■ Aim of the task:
In the material below, find every line with "vyhlášky" and pull it out.

— start of Provided entries —

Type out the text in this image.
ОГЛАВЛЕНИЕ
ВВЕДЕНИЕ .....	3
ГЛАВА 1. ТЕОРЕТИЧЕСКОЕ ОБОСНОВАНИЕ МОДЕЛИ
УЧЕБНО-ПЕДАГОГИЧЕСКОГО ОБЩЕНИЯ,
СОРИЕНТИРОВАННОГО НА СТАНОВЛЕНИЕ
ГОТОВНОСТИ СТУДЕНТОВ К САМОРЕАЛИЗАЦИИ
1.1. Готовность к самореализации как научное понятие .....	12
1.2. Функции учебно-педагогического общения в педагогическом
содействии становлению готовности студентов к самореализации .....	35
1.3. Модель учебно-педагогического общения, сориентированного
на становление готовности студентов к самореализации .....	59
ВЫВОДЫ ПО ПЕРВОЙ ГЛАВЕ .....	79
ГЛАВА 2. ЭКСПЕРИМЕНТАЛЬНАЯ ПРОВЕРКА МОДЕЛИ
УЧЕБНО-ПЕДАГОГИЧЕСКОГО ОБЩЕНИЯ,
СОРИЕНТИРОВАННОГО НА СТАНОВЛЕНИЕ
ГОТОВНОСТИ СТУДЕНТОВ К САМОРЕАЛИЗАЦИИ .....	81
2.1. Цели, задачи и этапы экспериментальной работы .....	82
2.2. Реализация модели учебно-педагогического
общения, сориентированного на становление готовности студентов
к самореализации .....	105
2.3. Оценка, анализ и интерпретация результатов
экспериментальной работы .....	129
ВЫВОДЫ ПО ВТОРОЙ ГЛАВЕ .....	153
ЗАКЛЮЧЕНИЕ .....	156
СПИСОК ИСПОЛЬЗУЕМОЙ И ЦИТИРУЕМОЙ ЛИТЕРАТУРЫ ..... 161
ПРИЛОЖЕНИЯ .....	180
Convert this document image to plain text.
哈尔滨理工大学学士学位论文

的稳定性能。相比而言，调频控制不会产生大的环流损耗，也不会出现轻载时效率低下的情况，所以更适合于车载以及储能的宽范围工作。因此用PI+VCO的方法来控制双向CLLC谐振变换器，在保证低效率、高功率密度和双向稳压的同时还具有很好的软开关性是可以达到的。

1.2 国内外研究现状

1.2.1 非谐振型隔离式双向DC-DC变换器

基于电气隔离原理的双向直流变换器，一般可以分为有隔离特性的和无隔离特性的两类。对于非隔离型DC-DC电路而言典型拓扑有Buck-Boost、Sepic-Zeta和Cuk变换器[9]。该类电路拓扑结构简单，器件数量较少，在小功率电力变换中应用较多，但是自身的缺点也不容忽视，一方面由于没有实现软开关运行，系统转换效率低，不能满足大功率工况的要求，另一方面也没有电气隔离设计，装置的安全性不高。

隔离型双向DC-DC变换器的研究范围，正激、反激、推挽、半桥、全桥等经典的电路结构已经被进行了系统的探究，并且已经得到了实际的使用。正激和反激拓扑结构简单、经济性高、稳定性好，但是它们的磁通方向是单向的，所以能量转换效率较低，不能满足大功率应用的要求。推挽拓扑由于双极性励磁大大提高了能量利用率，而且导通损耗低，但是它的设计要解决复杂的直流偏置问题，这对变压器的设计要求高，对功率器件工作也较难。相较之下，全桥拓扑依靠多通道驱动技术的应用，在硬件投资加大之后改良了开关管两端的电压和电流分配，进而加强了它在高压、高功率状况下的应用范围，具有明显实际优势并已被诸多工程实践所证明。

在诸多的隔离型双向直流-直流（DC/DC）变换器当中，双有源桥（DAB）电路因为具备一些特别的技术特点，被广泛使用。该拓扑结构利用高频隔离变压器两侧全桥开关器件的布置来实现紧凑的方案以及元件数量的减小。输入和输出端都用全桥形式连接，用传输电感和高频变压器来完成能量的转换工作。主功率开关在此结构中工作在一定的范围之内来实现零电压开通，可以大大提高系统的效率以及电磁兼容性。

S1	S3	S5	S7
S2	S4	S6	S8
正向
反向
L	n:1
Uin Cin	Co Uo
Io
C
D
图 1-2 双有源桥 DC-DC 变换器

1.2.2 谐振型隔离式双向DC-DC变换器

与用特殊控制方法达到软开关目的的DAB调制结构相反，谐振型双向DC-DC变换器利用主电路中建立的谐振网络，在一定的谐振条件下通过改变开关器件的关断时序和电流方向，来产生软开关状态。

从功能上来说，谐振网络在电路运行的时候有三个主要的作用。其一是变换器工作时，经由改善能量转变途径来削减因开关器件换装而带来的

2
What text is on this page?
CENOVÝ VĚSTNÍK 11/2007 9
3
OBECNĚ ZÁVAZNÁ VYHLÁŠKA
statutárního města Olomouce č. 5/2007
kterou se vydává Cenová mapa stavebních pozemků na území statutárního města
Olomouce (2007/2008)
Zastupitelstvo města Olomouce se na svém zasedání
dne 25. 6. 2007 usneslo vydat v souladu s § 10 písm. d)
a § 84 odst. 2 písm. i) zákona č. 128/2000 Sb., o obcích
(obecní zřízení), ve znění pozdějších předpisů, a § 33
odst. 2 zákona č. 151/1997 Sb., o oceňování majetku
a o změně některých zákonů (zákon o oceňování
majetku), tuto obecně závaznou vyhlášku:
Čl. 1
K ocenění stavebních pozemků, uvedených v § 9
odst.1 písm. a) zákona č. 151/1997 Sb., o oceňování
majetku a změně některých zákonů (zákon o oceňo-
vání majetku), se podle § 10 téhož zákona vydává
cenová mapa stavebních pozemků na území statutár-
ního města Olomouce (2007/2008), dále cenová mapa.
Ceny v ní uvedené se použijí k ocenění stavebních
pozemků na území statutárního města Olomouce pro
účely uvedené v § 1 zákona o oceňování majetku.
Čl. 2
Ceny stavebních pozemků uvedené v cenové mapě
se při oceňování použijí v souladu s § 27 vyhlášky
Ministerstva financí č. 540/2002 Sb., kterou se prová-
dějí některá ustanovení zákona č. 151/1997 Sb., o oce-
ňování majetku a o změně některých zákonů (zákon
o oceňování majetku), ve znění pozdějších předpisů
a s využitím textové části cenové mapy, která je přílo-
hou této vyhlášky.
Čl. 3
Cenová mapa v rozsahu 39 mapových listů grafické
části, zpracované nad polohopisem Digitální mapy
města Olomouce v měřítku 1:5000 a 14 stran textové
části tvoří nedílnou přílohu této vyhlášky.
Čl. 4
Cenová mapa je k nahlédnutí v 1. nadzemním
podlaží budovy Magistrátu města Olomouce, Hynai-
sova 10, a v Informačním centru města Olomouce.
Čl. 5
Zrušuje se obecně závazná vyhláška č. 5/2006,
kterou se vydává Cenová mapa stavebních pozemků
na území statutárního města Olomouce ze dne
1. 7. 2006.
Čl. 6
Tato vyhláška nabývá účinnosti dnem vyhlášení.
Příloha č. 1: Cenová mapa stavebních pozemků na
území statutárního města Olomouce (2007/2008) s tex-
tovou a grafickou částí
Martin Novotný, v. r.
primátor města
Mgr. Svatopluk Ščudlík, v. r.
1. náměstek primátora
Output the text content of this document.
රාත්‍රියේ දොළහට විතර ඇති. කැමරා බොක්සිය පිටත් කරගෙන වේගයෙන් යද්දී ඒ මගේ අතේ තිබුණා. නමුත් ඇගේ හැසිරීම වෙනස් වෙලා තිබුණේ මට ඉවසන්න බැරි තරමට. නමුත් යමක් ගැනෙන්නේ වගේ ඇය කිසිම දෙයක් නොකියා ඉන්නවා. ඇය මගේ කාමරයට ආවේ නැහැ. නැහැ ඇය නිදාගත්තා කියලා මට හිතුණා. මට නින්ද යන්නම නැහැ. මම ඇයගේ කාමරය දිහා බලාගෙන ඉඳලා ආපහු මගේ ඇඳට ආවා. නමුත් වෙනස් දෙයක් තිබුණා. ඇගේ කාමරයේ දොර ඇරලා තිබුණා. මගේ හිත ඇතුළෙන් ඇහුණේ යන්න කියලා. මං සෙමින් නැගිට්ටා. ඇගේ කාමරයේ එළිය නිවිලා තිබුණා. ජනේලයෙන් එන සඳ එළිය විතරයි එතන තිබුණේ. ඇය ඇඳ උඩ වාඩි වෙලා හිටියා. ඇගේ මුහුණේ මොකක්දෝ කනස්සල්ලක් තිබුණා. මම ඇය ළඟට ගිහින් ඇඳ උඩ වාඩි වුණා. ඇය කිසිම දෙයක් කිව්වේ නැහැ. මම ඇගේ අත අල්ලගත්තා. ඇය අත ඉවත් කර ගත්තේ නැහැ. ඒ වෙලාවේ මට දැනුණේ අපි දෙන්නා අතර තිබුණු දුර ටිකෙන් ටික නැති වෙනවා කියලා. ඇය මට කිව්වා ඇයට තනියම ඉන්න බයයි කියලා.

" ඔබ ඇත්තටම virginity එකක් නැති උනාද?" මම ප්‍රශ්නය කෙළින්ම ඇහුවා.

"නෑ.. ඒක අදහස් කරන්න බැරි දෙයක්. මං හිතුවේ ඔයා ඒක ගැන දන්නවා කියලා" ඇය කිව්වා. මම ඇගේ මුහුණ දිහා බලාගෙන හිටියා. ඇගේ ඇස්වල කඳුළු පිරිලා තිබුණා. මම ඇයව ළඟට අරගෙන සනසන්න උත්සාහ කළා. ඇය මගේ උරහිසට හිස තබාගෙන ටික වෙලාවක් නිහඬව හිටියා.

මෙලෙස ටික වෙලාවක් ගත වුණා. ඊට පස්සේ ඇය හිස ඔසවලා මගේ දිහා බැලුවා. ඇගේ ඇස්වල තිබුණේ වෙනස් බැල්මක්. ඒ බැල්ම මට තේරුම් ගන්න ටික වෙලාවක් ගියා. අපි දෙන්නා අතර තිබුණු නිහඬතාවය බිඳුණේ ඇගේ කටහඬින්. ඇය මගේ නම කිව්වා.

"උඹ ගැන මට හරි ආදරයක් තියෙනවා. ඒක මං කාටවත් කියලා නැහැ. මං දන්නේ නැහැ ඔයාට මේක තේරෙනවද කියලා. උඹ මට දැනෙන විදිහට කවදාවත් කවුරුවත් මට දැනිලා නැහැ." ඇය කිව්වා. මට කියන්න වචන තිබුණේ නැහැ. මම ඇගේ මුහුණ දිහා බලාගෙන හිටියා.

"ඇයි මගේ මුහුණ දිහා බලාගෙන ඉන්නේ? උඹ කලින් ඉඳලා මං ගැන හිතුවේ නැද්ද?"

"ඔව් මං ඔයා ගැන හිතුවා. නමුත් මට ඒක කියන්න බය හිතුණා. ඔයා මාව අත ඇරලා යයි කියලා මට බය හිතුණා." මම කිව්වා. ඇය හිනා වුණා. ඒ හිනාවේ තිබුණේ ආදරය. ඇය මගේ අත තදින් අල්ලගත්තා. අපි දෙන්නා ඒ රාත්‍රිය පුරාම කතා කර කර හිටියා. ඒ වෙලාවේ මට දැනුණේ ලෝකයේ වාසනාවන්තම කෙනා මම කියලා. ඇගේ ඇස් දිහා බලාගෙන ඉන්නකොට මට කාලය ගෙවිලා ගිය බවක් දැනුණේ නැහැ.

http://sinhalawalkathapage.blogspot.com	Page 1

— end of Provided entries —

■ Complete output:
se při oceňování použijí v souladu s § 27 vyhlášky
hou této vyhlášky.
části tvoří nedílnou přílohu této vyhlášky.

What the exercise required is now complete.